## EXERCISE DESCRIPTION
Go over the listing below line by line and tally those containing "Probability". Give only the tally.

## EXTRACTED INFORMATION
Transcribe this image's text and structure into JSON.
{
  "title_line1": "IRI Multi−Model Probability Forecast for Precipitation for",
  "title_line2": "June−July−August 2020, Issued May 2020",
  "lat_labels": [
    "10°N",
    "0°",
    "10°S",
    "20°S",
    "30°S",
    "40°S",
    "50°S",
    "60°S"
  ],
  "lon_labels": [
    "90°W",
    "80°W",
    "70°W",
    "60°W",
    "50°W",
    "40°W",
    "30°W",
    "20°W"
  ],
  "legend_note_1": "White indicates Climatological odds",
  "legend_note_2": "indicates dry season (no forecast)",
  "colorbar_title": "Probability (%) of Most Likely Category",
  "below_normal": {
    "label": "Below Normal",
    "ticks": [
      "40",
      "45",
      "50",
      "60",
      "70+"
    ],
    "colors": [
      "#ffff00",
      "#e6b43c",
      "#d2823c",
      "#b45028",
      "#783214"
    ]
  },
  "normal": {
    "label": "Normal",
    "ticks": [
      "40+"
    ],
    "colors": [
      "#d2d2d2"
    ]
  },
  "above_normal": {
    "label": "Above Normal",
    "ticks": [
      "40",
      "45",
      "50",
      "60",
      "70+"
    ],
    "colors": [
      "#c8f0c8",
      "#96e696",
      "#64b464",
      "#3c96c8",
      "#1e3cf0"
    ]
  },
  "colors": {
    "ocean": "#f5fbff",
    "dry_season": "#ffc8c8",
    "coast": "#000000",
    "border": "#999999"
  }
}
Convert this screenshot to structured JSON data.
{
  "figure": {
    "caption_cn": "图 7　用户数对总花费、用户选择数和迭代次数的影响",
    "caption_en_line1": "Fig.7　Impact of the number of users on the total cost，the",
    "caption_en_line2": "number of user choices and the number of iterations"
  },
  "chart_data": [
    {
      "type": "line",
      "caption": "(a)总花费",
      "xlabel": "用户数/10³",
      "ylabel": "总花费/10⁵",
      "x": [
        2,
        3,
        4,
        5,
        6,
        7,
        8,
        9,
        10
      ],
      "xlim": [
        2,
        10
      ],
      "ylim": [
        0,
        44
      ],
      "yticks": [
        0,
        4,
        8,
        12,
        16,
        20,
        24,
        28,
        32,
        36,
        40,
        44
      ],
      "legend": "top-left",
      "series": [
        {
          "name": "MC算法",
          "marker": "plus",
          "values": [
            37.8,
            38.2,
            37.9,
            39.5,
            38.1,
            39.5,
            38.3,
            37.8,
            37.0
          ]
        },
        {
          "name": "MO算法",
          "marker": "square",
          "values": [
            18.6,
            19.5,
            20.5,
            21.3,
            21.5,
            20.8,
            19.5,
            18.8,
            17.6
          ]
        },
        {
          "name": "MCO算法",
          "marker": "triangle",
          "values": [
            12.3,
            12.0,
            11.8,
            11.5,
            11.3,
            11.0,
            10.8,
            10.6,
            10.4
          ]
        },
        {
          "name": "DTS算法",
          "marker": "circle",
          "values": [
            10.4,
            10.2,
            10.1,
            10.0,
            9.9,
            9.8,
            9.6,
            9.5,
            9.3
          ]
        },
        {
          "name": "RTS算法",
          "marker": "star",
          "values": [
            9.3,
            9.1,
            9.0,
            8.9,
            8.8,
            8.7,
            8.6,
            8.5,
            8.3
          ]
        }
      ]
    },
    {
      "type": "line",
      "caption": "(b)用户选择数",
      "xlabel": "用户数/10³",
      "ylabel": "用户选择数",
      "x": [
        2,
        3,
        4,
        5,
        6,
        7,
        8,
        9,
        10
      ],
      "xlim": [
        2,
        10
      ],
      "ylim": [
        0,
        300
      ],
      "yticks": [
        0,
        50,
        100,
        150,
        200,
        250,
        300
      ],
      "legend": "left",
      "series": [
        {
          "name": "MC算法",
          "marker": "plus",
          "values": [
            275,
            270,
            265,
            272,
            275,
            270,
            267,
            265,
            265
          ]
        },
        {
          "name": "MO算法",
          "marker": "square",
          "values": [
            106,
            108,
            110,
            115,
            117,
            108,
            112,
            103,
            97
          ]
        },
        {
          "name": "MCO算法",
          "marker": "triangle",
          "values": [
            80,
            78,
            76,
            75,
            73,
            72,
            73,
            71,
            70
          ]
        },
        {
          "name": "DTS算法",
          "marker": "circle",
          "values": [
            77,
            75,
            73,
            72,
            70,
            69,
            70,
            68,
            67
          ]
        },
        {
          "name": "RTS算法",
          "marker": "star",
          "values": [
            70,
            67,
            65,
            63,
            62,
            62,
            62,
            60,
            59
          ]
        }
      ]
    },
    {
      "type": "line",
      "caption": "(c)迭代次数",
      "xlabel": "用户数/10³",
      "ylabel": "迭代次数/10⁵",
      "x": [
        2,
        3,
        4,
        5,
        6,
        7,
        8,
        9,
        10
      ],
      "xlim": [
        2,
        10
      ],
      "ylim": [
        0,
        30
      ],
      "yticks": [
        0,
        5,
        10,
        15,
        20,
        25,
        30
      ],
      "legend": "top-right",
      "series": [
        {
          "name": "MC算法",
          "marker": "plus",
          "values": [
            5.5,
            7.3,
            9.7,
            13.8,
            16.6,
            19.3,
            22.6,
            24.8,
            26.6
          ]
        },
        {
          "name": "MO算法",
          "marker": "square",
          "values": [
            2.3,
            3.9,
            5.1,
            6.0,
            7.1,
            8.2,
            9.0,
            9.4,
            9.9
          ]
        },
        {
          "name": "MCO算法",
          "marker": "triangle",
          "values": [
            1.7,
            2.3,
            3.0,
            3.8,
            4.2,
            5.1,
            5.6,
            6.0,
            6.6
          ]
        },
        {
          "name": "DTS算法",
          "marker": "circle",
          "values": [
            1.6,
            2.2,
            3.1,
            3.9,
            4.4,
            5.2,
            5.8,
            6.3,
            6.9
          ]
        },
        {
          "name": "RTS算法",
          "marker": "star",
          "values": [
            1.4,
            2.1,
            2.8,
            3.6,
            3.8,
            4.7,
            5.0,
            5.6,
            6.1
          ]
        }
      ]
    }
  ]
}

## THE OUTPUT
2